• [WHAT YOU NEED TO DO]:
Answer these questions using the water tower description below:
(a) What shape does the well in the hull have in cross section?
(b) How wide is the rack compared with the flange?
(c) What does FIG. 1 show?

• [EXTRACT TO READ]:
The I-beam has a height slightly larger than the diameter of the pipe. The pipe flanges are spaced from I-beam so they may be connected to other flanges for connectors, pumps, etc. The well in the hull has an elliptic shape in cross section and a guide recess at each end of the short axis extending the full vertical length of the well. The water tower has an elliptic cross section that fits into the well and the flange and rack at each end of the short axis provide movable guide means fitting into the guide recess at each end of the short axis of the well which provide stationary guide means to guide the water tower for vertical movement in the well. Thus water tower and wall have small deck area requirements and high strength relative to transverse forces.

The rack is about half as wide as the flange and is centrally secured to the flange. Each flange has flat guide surfaces on the face at each side of the rack and at the side edges. The guide recess has a guide recess portion fitting the flange on on each side of the rack and each edge with clearance and a central rack recess portion fitting the rack on each side and the tooth face with clearance to guide the water tower for vertical movement.

BRIEF DESCRIPTION OF THE DRAWINGS

The novel features which are believed to be characteristics of this invention are set forth with particularity in the appended claims. The invention itself, however, both as to its organization and method of operation, together with further objects and advantages thereof, may best be understood by reference to the following description taken in connection with the accompanying drawings, in which:

FIG. 1 is a partial side diagrammatic elevation of an oil well rig having a raw water supply assembly;

FIG. 2 is a partial enlarged sectional view with parts broken away and in section on the line 2--2 of FIG. 1 showing the details of the water tower and well;

FIG. 3 is a partial side elevation view with parts broken away and in section taken on the line 3--3 of FIG. 2;

FIG. 4 is a partial sectional view with parts broken away and in section taken on the line 4--4 of FIG. 2;

FIG. 5 is a partial plan view with parts broken away and in section of the water tower; and

FIG. 6 is a partial sectional view taken on the line 6--6 of FIG. 5.

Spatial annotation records
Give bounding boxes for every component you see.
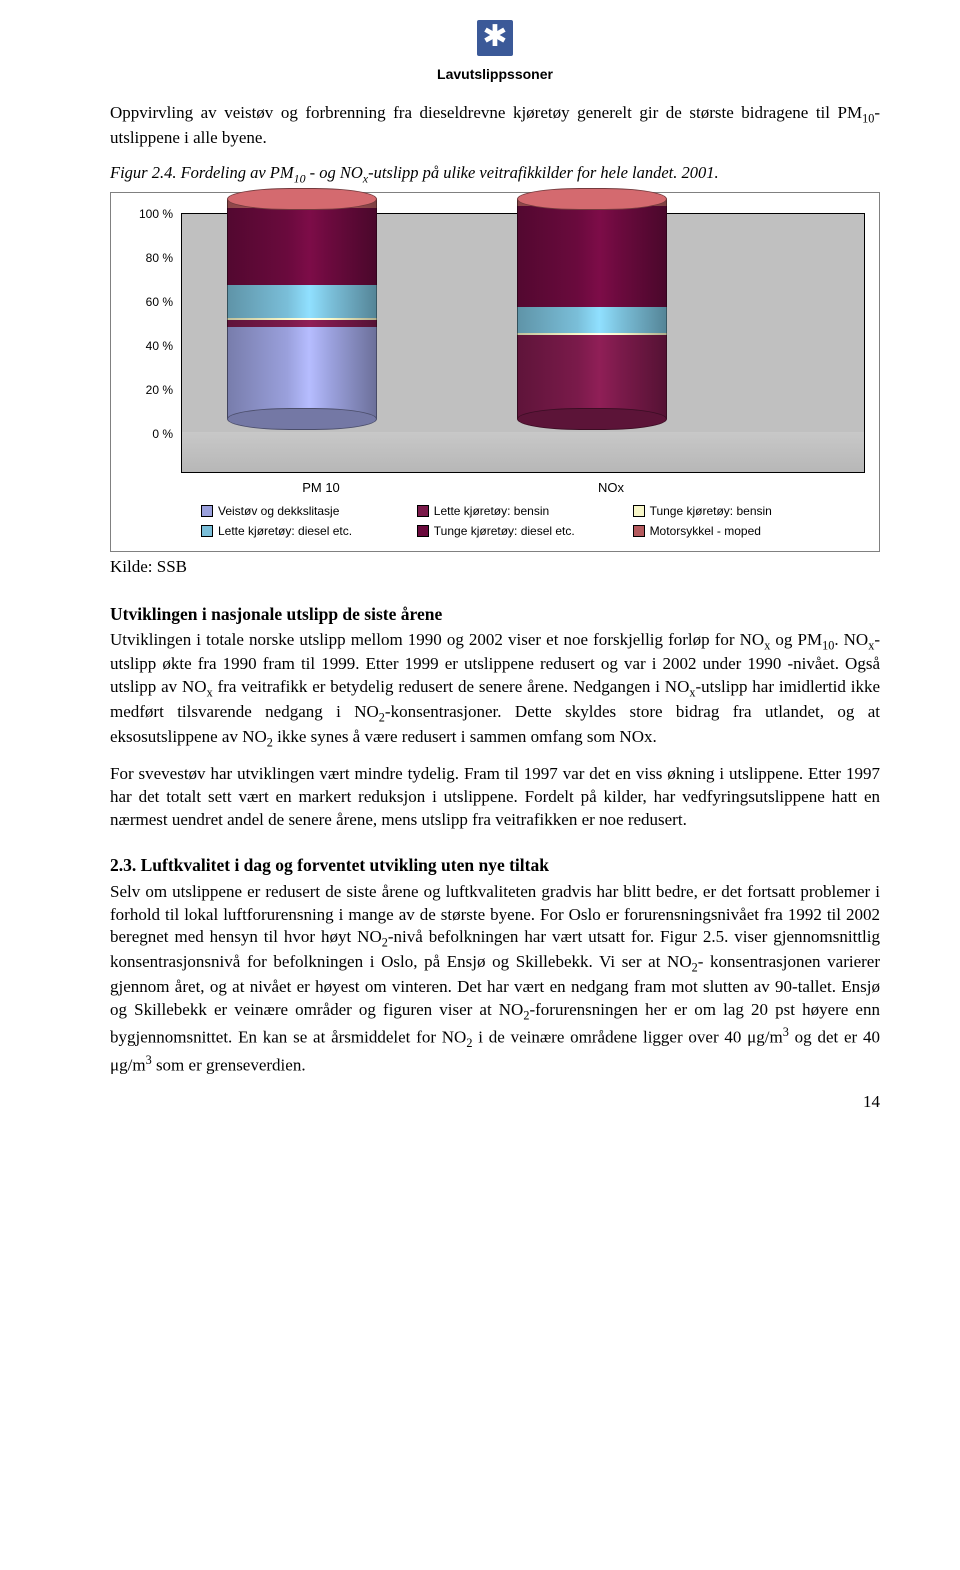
body-paragraph-3: Selv om utslippene er redusert de siste … [110,881,880,1078]
text: Figur 2.4. Fordeling av PM [110,163,294,182]
subscript: 10 [294,171,306,185]
legend-label: Veistøv og dekkslitasje [218,503,339,519]
page-number: 14 [110,1091,880,1114]
legend-swatch [417,505,429,517]
y-axis-tick: 20 % [123,382,173,398]
legend-swatch [201,525,213,537]
body-paragraph-1: Utviklingen i totale norske utslipp mell… [110,629,880,752]
section-subheading: Utviklingen i nasjonale utslipp de siste… [110,603,880,627]
legend-item: Veistøv og dekkslitasje [201,503,417,519]
cylinder-bottom-cap [517,408,667,430]
text: Utviklingen i totale norske utslipp mell… [110,630,764,649]
legend-item: Motorsykkel - moped [633,523,849,539]
legend-swatch [633,525,645,537]
cylinder-segment [517,307,667,333]
cylinder-top-cap [227,188,377,210]
legend-item: Lette kjøretøy: bensin [417,503,633,519]
body-paragraph-2: For svevestøv har utviklingen vært mindr… [110,763,880,832]
cylinder-bar [517,188,667,430]
chart-legend: Veistøv og dekkslitasje Lette kjøretøy: b… [201,503,849,543]
legend-label: Motorsykkel - moped [650,523,761,539]
snowflake-icon [477,20,513,56]
legend-swatch [417,525,429,537]
text: Oppvirvling av veistøv og forbrenning fr… [110,103,862,122]
intro-paragraph: Oppvirvling av veistøv og forbrenning fr… [110,102,880,150]
x-axis-label: PM 10 [302,479,340,497]
y-axis-tick: 0 % [123,426,173,442]
legend-swatch [633,505,645,517]
legend-label: Tunge kjøretøy: diesel etc. [434,523,575,539]
legend-label: Lette kjøretøy: bensin [434,503,549,519]
cylinder-segment [227,285,377,318]
cylinder-segment [227,208,377,285]
legend-label: Lette kjøretøy: diesel etc. [218,523,352,539]
legend-item: Lette kjøretøy: diesel etc. [201,523,417,539]
text: - og NO [306,163,363,182]
cylinder-segment [517,206,667,307]
figure-caption: Figur 2.4. Fordeling av PM10 - og NOx-ut… [110,162,880,186]
y-axis-tick: 60 % [123,294,173,310]
plot-area [181,213,865,473]
emissions-chart: 0 % 20 % 40 % 60 % 80 % 100 % PM 10 NOx Veistø… [110,192,880,552]
text: fra veitrafikk er betydelig redusert de … [213,677,690,696]
source-label: Kilde: SSB [110,556,880,579]
cylinder-segment [227,320,377,327]
cylinder-segment [517,335,667,419]
cylinder-segment [227,327,377,419]
text: og PM [770,630,822,649]
text: i de veinære områdene ligger over 40 μg/… [472,1028,782,1047]
header-logo [110,20,880,63]
header-title: Lavutslippssoner [110,65,880,84]
text: som er grenseverdien. [152,1055,306,1074]
legend-label: Tunge kjøretøy: bensin [650,503,772,519]
section-heading: 2.3. Luftkvalitet i dag og forventet utv… [110,854,880,878]
cylinder-top-cap [517,188,667,210]
plot-floor [182,432,864,472]
y-axis-tick: 80 % [123,250,173,266]
text: -utslipp på ulike veitrafikkilder for he… [368,163,719,182]
subscript: 10 [862,111,874,125]
y-axis-tick: 100 % [123,206,173,222]
legend-item: Tunge kjøretøy: bensin [633,503,849,519]
text: . NO [834,630,868,649]
legend-swatch [201,505,213,517]
text: ikke synes å være redusert i sammen omfa… [273,727,657,746]
cylinder-bar [227,188,377,430]
y-axis-tick: 40 % [123,338,173,354]
cylinder-bottom-cap [227,408,377,430]
x-axis-label: NOx [598,479,624,497]
legend-item: Tunge kjøretøy: diesel etc. [417,523,633,539]
subscript: 10 [822,638,834,652]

• [EXERCISE SOLUTION]:
(a) An elliptic shape.
(b) About half as wide.
(c) A partial side diagrammatic elevation of an oil well rig having a raw water supply assembly.